**** THE DATA ****
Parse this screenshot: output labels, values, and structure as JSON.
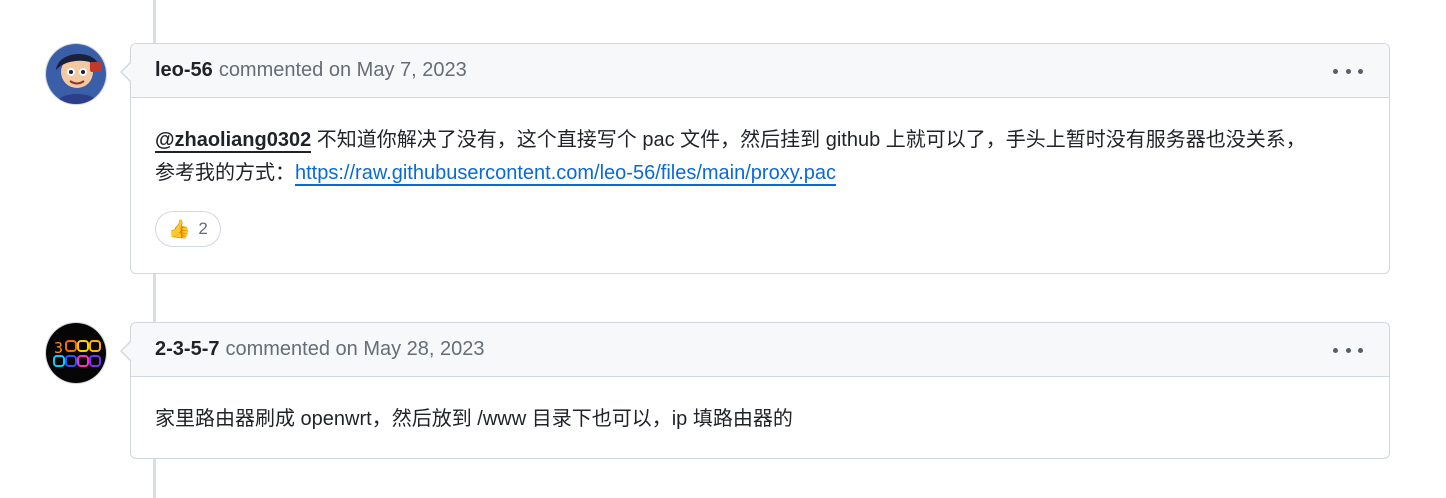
{
  "comments": [
    {
      "author": "leo-56",
      "meta": "commented on May 7, 2023",
      "mention": "@zhaoliang0302",
      "line1_text": " 不知道你解决了没有，这个直接写个 pac 文件，然后挂到 github 上就可以了，手头上暂时没有服务器也没关系，",
      "line2_text": "参考我的方式：",
      "link": "https://raw.githubusercontent.com/leo-56/files/main/proxy.pac",
      "reaction": {
        "emoji": "👍",
        "icon": "thumbs-up-icon",
        "count": "2"
      }
    },
    {
      "author": "2-3-5-7",
      "meta": "commented on May 28, 2023",
      "body": "家里路由器刷成 openwrt，然后放到 /www 目录下也可以，ip 填路由器的"
    }
  ],
  "colors": {
    "border": "#d0d7de",
    "header_bg": "#f6f8fa",
    "link": "#0969da",
    "muted": "#656d76",
    "timeline": "#d8dee4"
  }
}
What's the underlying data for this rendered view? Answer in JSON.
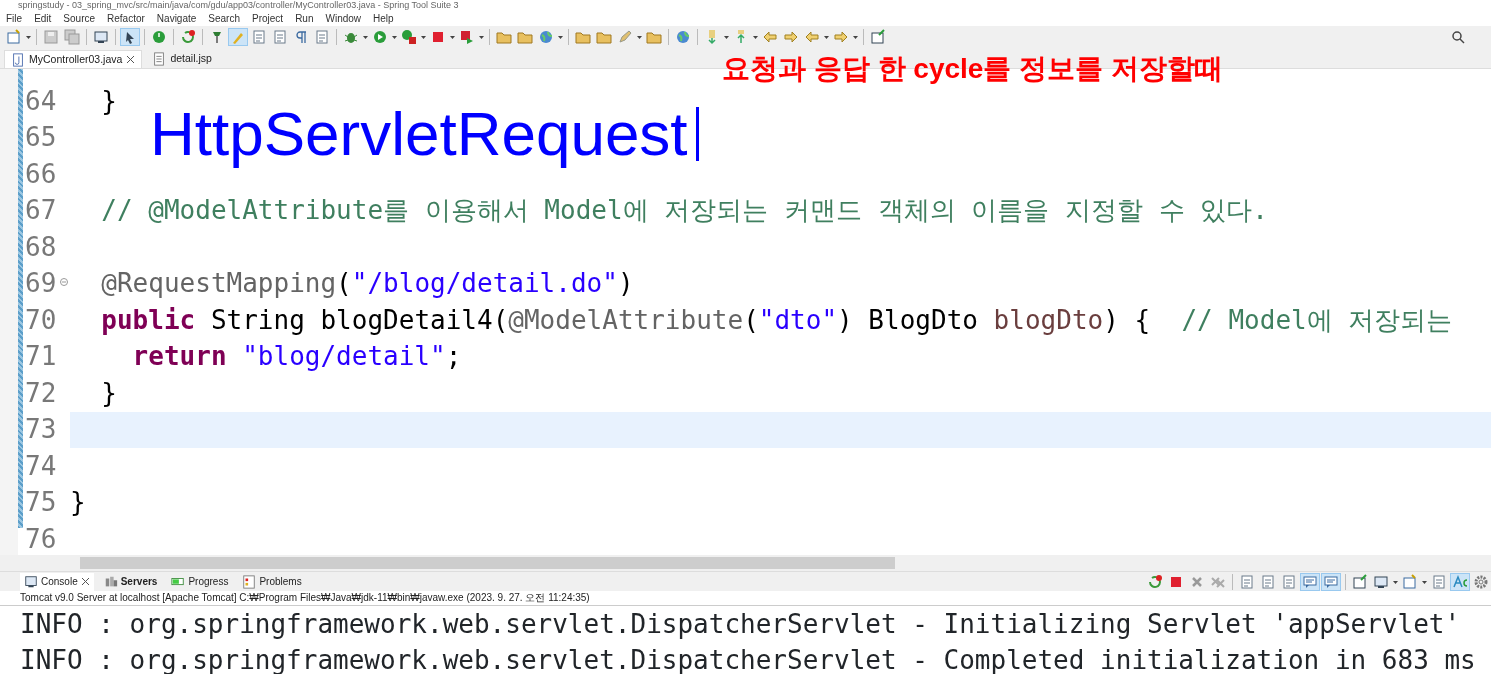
****
* **EXERCISE AIM**
Transcribe the material as is, with images omitted.

* **WRITTEN RESPONSE**
Parse this screenshot: output labels, values, and structure as JSON.
{
  "comments": [
    {
      "author": "leo-56",
      "meta": "commented on May 7, 2023",
      "mention": "@zhaoliang0302",
      "line1_text": " 不知道你解决了没有，这个直接写个 pac 文件，然后挂到 github 上就可以了，手头上暂时没有服务器也没关系，",
      "line2_text": "参考我的方式：",
      "link": "https://raw.githubusercontent.com/leo-56/files/main/proxy.pac",
      "reaction": {
        "emoji": "👍",
        "icon": "thumbs-up-icon",
        "count": "2"
      }
    },
    {
      "author": "2-3-5-7",
      "meta": "commented on May 28, 2023",
      "body": "家里路由器刷成 openwrt，然后放到 /www 目录下也可以，ip 填路由器的"
    }
  ],
  "colors": {
    "border": "#d0d7de",
    "header_bg": "#f6f8fa",
    "link": "#0969da",
    "muted": "#656d76",
    "timeline": "#d8dee4"
  }
}
What's the underlying data for this rendered view? Answer in JSON.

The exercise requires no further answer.